§ **Task details**
Find every line in the records that holds the string "spending". Copy each one.

§ **Records provided**
● ● ● ●
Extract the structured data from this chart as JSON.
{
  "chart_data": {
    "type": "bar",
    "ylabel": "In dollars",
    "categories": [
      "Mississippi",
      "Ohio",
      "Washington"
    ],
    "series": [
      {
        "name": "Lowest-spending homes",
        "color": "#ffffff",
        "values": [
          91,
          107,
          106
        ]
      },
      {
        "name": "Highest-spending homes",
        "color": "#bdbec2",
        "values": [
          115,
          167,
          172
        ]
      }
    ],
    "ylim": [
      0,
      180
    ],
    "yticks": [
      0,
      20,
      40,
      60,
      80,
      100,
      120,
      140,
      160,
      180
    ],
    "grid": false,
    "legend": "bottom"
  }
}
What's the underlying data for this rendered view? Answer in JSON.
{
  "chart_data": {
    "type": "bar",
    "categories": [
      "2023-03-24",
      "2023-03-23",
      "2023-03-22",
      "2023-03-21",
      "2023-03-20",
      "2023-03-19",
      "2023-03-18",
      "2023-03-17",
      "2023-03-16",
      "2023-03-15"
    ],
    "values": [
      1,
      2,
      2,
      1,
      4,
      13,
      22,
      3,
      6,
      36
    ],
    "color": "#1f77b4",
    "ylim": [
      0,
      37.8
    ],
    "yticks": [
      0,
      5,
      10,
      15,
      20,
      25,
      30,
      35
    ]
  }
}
● ● ● ●
§ **Solution to this exercise**
        "name": "Lowest-spending homes",
        "name": "Highest-spending homes",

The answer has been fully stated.